■ Exercise details:
Produce an exact copy of all the records.

■ The input:
┌──

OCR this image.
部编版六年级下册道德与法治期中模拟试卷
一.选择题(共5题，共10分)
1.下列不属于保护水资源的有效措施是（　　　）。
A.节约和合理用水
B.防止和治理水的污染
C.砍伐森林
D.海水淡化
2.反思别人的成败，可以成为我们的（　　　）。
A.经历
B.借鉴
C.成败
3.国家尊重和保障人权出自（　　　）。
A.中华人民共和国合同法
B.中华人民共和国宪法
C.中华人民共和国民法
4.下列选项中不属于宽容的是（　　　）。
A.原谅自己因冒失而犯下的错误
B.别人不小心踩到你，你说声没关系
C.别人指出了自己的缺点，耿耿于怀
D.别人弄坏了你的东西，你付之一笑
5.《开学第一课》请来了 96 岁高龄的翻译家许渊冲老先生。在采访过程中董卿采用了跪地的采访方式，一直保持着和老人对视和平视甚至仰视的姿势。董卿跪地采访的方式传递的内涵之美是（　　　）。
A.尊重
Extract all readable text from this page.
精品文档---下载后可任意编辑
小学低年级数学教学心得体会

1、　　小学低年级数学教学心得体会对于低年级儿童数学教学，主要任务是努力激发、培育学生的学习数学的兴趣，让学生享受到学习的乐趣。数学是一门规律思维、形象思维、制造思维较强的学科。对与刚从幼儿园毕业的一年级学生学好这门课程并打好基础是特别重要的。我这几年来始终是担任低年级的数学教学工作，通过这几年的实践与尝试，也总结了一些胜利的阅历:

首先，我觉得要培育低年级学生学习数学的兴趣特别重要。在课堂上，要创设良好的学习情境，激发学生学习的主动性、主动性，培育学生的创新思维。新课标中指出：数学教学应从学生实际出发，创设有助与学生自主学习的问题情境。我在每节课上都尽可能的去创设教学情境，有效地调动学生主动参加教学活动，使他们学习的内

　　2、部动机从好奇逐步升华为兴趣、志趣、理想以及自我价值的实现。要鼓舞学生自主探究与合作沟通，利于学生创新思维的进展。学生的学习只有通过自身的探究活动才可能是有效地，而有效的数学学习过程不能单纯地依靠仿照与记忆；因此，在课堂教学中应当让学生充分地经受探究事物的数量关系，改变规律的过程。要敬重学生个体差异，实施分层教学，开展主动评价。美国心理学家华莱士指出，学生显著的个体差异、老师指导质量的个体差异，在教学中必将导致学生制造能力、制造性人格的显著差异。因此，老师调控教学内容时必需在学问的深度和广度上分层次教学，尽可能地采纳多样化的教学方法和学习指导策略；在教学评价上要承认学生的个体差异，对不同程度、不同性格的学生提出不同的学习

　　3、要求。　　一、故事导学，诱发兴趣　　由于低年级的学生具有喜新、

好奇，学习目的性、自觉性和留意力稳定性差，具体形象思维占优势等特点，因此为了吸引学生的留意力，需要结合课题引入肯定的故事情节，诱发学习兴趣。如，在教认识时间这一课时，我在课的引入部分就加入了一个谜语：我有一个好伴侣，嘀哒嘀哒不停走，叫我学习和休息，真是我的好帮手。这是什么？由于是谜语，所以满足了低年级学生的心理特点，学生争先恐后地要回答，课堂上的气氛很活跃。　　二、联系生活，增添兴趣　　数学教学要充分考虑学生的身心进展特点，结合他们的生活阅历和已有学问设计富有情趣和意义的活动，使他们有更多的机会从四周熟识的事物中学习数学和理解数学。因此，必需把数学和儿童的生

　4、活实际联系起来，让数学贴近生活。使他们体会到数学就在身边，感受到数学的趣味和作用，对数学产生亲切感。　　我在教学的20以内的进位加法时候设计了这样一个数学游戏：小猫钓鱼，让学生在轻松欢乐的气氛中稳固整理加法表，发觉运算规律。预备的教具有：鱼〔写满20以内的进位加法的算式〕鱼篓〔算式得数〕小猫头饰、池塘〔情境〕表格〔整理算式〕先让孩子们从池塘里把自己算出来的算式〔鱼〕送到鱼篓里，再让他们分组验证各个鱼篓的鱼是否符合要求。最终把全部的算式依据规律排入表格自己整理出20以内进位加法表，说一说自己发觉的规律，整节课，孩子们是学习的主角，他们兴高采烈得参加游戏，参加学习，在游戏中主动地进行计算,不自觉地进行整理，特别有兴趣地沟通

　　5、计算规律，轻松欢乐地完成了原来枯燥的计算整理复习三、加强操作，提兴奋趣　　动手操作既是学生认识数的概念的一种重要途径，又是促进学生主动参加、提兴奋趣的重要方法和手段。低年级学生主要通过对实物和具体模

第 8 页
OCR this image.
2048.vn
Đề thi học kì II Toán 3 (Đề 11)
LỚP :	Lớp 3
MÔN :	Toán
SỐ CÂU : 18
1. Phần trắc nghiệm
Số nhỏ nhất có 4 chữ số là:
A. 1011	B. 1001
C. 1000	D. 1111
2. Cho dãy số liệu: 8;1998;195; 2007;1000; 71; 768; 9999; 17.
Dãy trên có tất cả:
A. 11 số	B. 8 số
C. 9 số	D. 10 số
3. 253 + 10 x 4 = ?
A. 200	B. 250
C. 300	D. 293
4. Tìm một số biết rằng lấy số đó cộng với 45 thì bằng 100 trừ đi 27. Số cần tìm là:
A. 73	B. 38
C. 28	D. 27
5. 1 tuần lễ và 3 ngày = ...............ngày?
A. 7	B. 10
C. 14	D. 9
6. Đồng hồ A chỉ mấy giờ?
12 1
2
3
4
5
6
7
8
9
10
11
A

└──

■ In response:
OCR this image.
部编版六年级下册道德与法治期中模拟试卷
一.选择题(共5题，共10分)
1.下列不属于保护水资源的有效措施是（　　　）。
A.节约和合理用水
B.防止和治理水的污染
C.砍伐森林
D.海水淡化
2.反思别人的成败，可以成为我们的（　　　）。
A.经历
B.借鉴
C.成败
3.国家尊重和保障人权出自（　　　）。
A.中华人民共和国合同法
B.中华人民共和国宪法
C.中华人民共和国民法
4.下列选项中不属于宽容的是（　　　）。
A.原谅自己因冒失而犯下的错误
B.别人不小心踩到你，你说声没关系
C.别人指出了自己的缺点，耿耿于怀
D.别人弄坏了你的东西，你付之一笑
5.《开学第一课》请来了 96 岁高龄的翻译家许渊冲老先生。在采访过程中董卿采用了跪地的采访方式，一直保持着和老人对视和平视甚至仰视的姿势。董卿跪地采访的方式传递的内涵之美是（　　　）。
A.尊重
Extract all readable text from this page.
精品文档---下载后可任意编辑
小学低年级数学教学心得体会

1、　　小学低年级数学教学心得体会对于低年级儿童数学教学，主要任务是努力激发、培育学生的学习数学的兴趣，让学生享受到学习的乐趣。数学是一门规律思维、形象思维、制造思维较强的学科。对与刚从幼儿园毕业的一年级学生学好这门课程并打好基础是特别重要的。我这几年来始终是担任低年级的数学教学工作，通过这几年的实践与尝试，也总结了一些胜利的阅历:

首先，我觉得要培育低年级学生学习数学的兴趣特别重要。在课堂上，要创设良好的学习情境，激发学生学习的主动性、主动性，培育学生的创新思维。新课标中指出：数学教学应从学生实际出发，创设有助与学生自主学习的问题情境。我在每节课上都尽可能的去创设教学情境，有效地调动学生主动参加教学活动，使他们学习的内

　　2、部动机从好奇逐步升华为兴趣、志趣、理想以及自我价值的实现。要鼓舞学生自主探究与合作沟通，利于学生创新思维的进展。学生的学习只有通过自身的探究活动才可能是有效地，而有效的数学学习过程不能单纯地依靠仿照与记忆；因此，在课堂教学中应当让学生充分地经受探究事物的数量关系，改变规律的过程。要敬重学生个体差异，实施分层教学，开展主动评价。美国心理学家华莱士指出，学生显著的个体差异、老师指导质量的个体差异，在教学中必将导致学生制造能力、制造性人格的显著差异。因此，老师调控教学内容时必需在学问的深度和广度上分层次教学，尽可能地采纳多样化的教学方法和学习指导策略；在教学评价上要承认学生的个体差异，对不同程度、不同性格的学生提出不同的学习

　　3、要求。　　一、故事导学，诱发兴趣　　由于低年级的学生具有喜新、

好奇，学习目的性、自觉性和留意力稳定性差，具体形象思维占优势等特点，因此为了吸引学生的留意力，需要结合课题引入肯定的故事情节，诱发学习兴趣。如，在教认识时间这一课时，我在课的引入部分就加入了一个谜语：我有一个好伴侣，嘀哒嘀哒不停走，叫我学习和休息，真是我的好帮手。这是什么？由于是谜语，所以满足了低年级学生的心理特点，学生争先恐后地要回答，课堂上的气氛很活跃。　　二、联系生活，增添兴趣　　数学教学要充分考虑学生的身心进展特点，结合他们的生活阅历和已有学问设计富有情趣和意义的活动，使他们有更多的机会从四周熟识的事物中学习数学和理解数学。因此，必需把数学和儿童的生

　4、活实际联系起来，让数学贴近生活。使他们体会到数学就在身边，感受到数学的趣味和作用，对数学产生亲切感。　　我在教学的20以内的进位加法时候设计了这样一个数学游戏：小猫钓鱼，让学生在轻松欢乐的气氛中稳固整理加法表，发觉运算规律。预备的教具有：鱼〔写满20以内的进位加法的算式〕鱼篓〔算式得数〕小猫头饰、池塘〔情境〕表格〔整理算式〕先让孩子们从池塘里把自己算出来的算式〔鱼〕送到鱼篓里，再让他们分组验证各个鱼篓的鱼是否符合要求。最终把全部的算式依据规律排入表格自己整理出20以内进位加法表，说一说自己发觉的规律，整节课，孩子们是学习的主角，他们兴高采烈得参加游戏，参加学习，在游戏中主动地进行计算,不自觉地进行整理，特别有兴趣地沟通

　　5、计算规律，轻松欢乐地完成了原来枯燥的计算整理复习三、加强操作，提兴奋趣　　动手操作既是学生认识数的概念的一种重要途径，又是促进学生主动参加、提兴奋趣的重要方法和手段。低年级学生主要通过对实物和具体模

第 8 页
OCR this image.
2048.vn
Đề thi học kì II Toán 3 (Đề 11)
LỚP :	Lớp 3
MÔN :	Toán
SỐ CÂU : 18
1. Phần trắc nghiệm
Số nhỏ nhất có 4 chữ số là:
A. 1011	B. 1001
C. 1000	D. 1111
2. Cho dãy số liệu: 8;1998;195; 2007;1000; 71; 768; 9999; 17.
Dãy trên có tất cả:
A. 11 số	B. 8 số
C. 9 số	D. 10 số
3. 253 + 10 x 4 = ?
A. 200	B. 250
C. 300	D. 293
4. Tìm một số biết rằng lấy số đó cộng với 45 thì bằng 100 trừ đi 27. Số cần tìm là:
A. 73	B. 38
C. 28	D. 27
5. 1 tuần lễ và 3 ngày = ...............ngày?
A. 7	B. 10
C. 14	D. 9
6. Đồng hồ A chỉ mấy giờ?
12 1
2
3
4
5
6
7
8
9
10
11
A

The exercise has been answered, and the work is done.